* [Instruction]: Every line that contains the word "Tahun" should be copied out.

───── Exercise input ─────

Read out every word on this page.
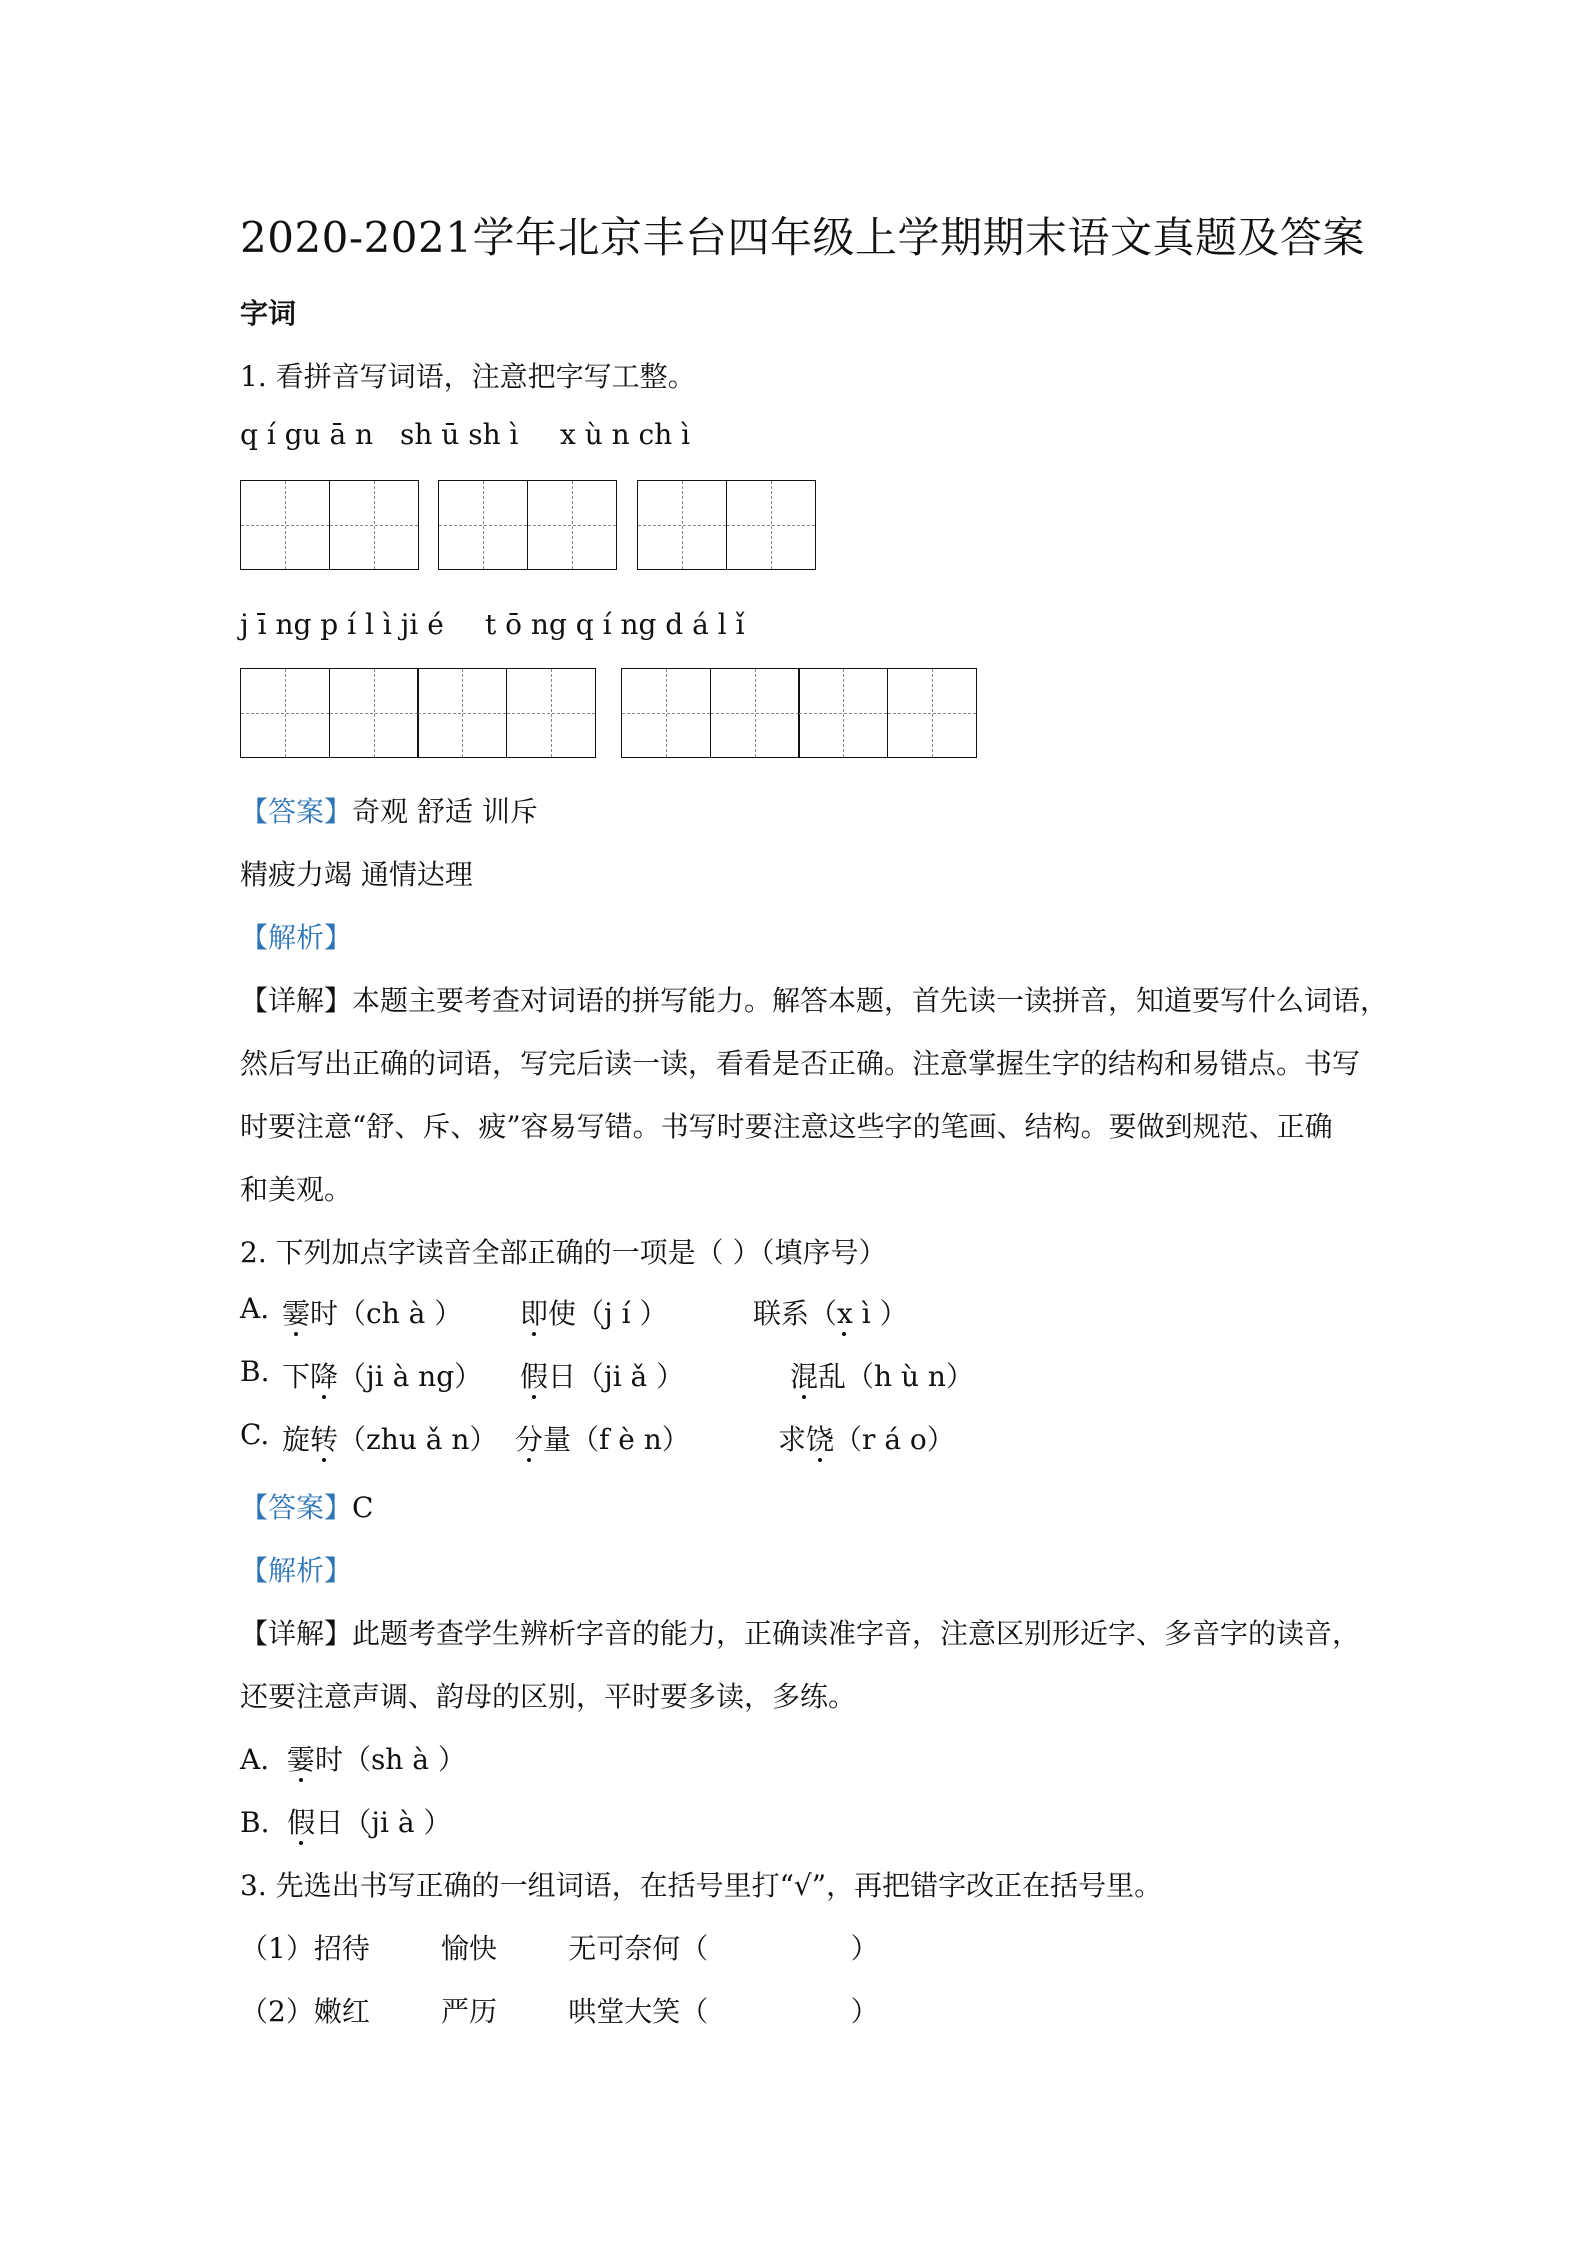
2020-2021学年北京丰台四年级上学期期末语文真题及答案
字词
1. 看拼音写词语，注意把字写工整。
q í gu ā n sh ū sh ì x ù n ch ì
j ī ng p í l ì ji é t ō ng q í ng d á l ǐ
【答案】奇观 舒适 训斥
精疲力竭 通情达理
【解析】
【详解】本题主要考查对词语的拼写能力。解答本题，首先读一读拼音，知道要写什么词语，
然后写出正确的词语，写完后读一读，看看是否正确。注意掌握生字的结构和易错点。书写
时要注意“舒、斥、疲”容易写错。书写时要注意这些字的笔画、结构。要做到规范、正确
和美观。
2. 下列加点字读音全部正确的一项是（ ）（填序号）
A. 霎时（ch à ） 即使（j í ）	联系（x ì ）
B. 下降（ji à ng） 假日（ji ǎ ）	混乱（h ù n）
C. 旋转（zhu ǎ n） 分量（f è n）	求饶（r á o）
【答案】C
【解析】
【详解】此题考查学生辨析字音的能力，正确读准字音，注意区别形近字、多音字的读音，
还要注意声调、韵母的区别，平时要多读，多练。
A.  霎时（sh à ）
B.  假日（ji à ）
3. 先选出书写正确的一组词语，在括号里打“√”，再把错字改正在括号里。
（1）招待        愉快        无可奈何（                ）
（2）嫩红        严历        哄堂大笑（                ）
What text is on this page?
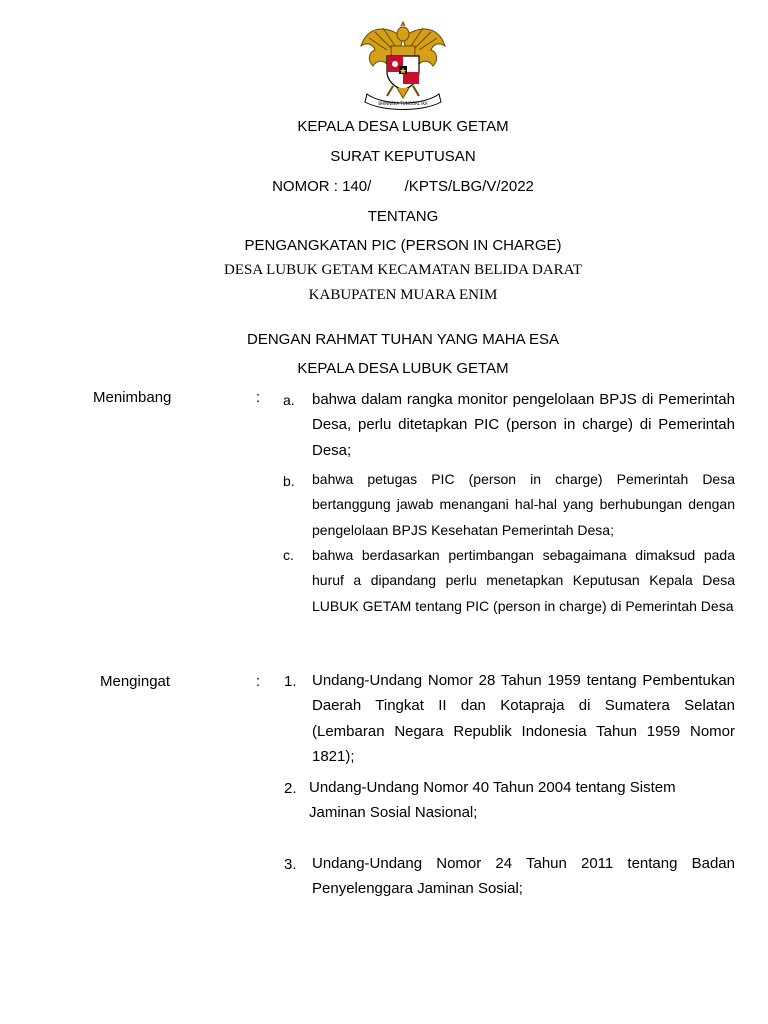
BHINNEKA TUNGGAL IKA
KEPALA DESA LUBUK GETAM
SURAT KEPUTUSAN
NOMOR : 140/ /KPTS/LBG/V/2022
TENTANG
PENGANGKATAN PIC (PERSON IN CHARGE)
DESA LUBUK GETAM KECAMATAN BELIDA DARAT
KABUPATEN MUARA ENIM
DENGAN RAHMAT TUHAN YANG MAHA ESA
KEPALA DESA LUBUK GETAM
Menimbang	: a. bahwa dalam rangka monitor pengelolaan BPJS di Pemerintah Desa, perlu ditetapkan PIC (person in charge) di Pemerintah Desa;
b. bahwa petugas PIC (person in charge) Pemerintah Desa bertanggung jawab menangani hal-hal yang berhubungan dengan pengelolaan BPJS Kesehatan Pemerintah Desa;
c. bahwa berdasarkan pertimbangan sebagaimana dimaksud pada huruf a dipandang perlu menetapkan Keputusan Kepala Desa LUBUK GETAM tentang PIC (person in charge) di Pemerintah Desa
Mengingat	: 1. Undang-Undang Nomor 28 Tahun 1959 tentang Pembentukan Daerah Tingkat II dan Kotapraja di Sumatera Selatan (Lembaran Negara Republik Indonesia Tahun 1959 Nomor 1821);
2. Undang-Undang Nomor 40 Tahun 2004 tentang Sistem Jaminan Sosial Nasional;
3. Undang-Undang Nomor 24 Tahun 2011 tentang Badan Penyelenggara Jaminan Sosial;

─────

* [Final result]:
Mengingat	: 1. Undang-Undang Nomor 28 Tahun 1959 tentang Pembentukan Daerah Tingkat II dan Kotapraja di Sumatera Selatan (Lembaran Negara Republik Indonesia Tahun 1959 Nomor 1821);
2. Undang-Undang Nomor 40 Tahun 2004 tentang Sistem Jaminan Sosial Nasional;
3. Undang-Undang Nomor 24 Tahun 2011 tentang Badan Penyelenggara Jaminan Sosial;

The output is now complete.